• **Work to do**: In the listing below, locate the lines that hold "owner" and copy them.

• **Material for this exercise**:
-*-*-

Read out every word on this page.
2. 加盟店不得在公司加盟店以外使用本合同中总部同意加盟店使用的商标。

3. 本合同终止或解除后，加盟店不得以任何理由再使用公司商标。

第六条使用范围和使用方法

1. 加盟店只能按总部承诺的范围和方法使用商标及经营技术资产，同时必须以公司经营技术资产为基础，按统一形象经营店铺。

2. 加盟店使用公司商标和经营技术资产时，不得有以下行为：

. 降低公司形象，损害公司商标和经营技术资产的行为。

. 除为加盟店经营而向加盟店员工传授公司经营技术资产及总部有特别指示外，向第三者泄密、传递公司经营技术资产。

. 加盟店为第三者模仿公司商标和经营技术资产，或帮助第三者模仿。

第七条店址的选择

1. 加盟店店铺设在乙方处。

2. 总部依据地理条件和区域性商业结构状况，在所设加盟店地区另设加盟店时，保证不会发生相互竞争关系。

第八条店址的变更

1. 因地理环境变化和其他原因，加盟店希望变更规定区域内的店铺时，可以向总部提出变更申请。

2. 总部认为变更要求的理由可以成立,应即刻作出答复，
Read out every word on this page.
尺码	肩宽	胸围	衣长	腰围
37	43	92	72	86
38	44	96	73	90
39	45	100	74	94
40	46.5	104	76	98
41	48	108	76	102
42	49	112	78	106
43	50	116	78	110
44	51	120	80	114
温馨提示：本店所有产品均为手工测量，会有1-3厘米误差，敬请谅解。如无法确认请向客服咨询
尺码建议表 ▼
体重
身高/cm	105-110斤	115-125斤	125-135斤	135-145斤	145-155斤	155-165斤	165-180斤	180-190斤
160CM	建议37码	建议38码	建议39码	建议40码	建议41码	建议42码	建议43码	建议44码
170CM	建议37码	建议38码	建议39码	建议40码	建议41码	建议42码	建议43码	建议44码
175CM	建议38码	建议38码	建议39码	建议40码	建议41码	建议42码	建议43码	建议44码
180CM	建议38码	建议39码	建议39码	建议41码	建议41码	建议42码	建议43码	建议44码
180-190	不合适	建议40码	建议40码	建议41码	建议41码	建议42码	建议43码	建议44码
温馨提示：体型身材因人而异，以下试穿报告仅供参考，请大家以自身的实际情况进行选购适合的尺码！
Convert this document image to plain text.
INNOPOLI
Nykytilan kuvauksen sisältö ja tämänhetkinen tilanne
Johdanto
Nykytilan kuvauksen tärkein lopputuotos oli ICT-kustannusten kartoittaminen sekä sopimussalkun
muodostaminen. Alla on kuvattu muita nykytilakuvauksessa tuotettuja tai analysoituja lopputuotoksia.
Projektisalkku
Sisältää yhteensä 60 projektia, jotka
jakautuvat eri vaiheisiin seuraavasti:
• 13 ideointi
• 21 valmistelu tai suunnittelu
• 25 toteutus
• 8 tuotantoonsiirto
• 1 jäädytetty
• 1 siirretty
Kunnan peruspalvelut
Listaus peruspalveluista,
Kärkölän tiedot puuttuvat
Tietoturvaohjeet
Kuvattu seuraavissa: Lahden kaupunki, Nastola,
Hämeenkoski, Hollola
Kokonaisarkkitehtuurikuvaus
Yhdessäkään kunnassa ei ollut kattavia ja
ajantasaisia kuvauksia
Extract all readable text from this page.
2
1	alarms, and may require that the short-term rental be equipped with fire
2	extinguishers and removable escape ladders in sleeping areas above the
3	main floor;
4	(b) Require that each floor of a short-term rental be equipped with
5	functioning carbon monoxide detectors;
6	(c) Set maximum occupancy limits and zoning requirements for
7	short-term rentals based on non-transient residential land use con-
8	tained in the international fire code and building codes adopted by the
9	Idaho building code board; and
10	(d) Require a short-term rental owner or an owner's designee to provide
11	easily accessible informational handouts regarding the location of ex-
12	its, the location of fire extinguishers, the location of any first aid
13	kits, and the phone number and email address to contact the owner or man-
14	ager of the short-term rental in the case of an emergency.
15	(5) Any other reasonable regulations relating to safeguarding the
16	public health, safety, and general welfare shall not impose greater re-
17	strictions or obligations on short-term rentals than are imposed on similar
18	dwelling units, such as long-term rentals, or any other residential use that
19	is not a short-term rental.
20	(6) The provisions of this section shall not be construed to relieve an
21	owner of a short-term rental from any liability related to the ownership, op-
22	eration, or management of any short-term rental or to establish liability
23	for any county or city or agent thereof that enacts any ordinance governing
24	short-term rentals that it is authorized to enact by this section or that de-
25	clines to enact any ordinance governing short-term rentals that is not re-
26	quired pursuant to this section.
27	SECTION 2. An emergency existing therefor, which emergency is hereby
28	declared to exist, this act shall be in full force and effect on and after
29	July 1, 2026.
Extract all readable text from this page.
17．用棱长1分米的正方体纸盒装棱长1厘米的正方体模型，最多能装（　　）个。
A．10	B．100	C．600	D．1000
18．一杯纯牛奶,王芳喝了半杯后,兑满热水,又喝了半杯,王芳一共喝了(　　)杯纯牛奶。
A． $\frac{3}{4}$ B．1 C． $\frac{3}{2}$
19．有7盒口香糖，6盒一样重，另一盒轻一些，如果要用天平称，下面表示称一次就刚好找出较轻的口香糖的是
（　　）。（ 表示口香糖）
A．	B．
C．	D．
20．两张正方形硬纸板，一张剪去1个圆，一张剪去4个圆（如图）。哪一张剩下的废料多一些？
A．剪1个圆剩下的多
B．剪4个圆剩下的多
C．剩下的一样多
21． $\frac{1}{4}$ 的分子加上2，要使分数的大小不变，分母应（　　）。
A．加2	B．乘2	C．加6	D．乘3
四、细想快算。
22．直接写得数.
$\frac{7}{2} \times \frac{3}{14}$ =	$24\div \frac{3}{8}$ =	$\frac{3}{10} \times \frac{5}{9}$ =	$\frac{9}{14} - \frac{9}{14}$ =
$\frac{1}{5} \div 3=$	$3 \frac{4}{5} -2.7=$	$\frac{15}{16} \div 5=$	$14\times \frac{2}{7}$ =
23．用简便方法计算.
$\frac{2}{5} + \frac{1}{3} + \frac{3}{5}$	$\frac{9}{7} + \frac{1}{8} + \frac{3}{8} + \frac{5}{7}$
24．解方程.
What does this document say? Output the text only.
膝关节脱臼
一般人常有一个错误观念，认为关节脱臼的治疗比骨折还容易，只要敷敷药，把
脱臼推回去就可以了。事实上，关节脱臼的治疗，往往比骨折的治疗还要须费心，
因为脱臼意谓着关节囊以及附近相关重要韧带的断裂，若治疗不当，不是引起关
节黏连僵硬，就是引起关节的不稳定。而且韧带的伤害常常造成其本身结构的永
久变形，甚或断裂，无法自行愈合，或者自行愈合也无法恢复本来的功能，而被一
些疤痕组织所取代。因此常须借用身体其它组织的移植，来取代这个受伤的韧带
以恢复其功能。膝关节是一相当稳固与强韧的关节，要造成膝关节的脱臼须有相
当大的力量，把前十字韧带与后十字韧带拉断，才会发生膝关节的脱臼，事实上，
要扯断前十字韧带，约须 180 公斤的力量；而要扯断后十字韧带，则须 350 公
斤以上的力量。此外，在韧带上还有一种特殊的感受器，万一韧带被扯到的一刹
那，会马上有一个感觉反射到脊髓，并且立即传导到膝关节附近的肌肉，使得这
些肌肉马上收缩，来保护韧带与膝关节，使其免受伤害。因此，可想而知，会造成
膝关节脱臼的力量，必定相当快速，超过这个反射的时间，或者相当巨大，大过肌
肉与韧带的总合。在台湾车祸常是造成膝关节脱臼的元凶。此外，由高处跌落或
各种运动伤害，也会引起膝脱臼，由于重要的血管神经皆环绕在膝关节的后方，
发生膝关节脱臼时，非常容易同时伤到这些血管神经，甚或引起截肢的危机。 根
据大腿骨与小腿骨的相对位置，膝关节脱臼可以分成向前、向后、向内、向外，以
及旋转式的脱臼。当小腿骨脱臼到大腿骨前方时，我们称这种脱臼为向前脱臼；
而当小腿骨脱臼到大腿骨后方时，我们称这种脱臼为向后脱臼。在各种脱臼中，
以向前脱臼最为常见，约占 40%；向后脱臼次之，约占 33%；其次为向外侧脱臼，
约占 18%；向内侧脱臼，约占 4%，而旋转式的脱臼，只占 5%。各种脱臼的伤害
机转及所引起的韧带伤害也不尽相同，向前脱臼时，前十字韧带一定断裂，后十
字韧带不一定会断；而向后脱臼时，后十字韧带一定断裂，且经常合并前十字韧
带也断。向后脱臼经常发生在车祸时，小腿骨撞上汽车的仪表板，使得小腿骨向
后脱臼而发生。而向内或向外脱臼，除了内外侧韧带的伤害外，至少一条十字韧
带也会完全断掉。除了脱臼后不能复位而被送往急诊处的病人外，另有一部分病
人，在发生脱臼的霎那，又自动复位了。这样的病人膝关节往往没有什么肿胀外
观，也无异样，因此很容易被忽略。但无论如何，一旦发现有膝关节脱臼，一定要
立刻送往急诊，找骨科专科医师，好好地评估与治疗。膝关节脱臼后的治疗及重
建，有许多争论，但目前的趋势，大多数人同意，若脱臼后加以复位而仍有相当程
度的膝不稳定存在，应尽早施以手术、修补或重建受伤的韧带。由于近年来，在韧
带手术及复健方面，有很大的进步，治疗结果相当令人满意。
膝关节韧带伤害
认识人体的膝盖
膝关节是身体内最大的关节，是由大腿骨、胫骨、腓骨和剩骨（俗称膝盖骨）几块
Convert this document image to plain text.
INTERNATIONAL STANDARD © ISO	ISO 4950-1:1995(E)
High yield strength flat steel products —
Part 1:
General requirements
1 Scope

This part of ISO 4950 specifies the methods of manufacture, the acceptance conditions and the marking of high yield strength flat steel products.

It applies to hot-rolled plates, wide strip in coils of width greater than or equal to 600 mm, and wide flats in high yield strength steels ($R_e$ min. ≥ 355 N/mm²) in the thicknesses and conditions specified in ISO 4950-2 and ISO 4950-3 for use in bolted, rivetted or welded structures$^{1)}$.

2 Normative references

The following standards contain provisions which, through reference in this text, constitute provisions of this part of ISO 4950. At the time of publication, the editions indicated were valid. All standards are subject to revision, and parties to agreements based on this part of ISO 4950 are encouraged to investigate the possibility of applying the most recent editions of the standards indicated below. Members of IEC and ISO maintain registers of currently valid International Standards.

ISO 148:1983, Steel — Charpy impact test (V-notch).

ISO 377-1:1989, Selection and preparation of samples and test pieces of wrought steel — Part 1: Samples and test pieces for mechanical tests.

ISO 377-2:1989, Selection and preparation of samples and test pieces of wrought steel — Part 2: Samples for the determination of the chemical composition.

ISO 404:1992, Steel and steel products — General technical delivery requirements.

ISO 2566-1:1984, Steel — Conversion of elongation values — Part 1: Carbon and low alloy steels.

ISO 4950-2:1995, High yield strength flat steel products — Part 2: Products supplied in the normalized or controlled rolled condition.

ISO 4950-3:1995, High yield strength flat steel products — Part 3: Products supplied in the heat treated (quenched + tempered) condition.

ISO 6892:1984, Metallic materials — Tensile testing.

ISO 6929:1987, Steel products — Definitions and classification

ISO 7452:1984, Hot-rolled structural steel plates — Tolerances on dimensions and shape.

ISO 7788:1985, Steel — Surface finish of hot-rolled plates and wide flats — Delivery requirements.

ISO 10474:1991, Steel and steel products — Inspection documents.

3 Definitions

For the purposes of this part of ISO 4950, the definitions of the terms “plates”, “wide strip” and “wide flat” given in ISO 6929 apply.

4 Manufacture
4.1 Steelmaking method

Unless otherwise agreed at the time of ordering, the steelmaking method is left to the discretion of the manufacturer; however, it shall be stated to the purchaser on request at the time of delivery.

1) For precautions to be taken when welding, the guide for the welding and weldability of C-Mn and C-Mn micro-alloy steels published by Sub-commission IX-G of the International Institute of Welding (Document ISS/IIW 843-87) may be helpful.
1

-*-*-

• **Answer in full**:
10	(d) Require a short-term rental owner or an owner's designee to provide
13	kits, and the phone number and email address to contact the owner or man-
21	owner of a short-term rental from any liability related to the ownership, op-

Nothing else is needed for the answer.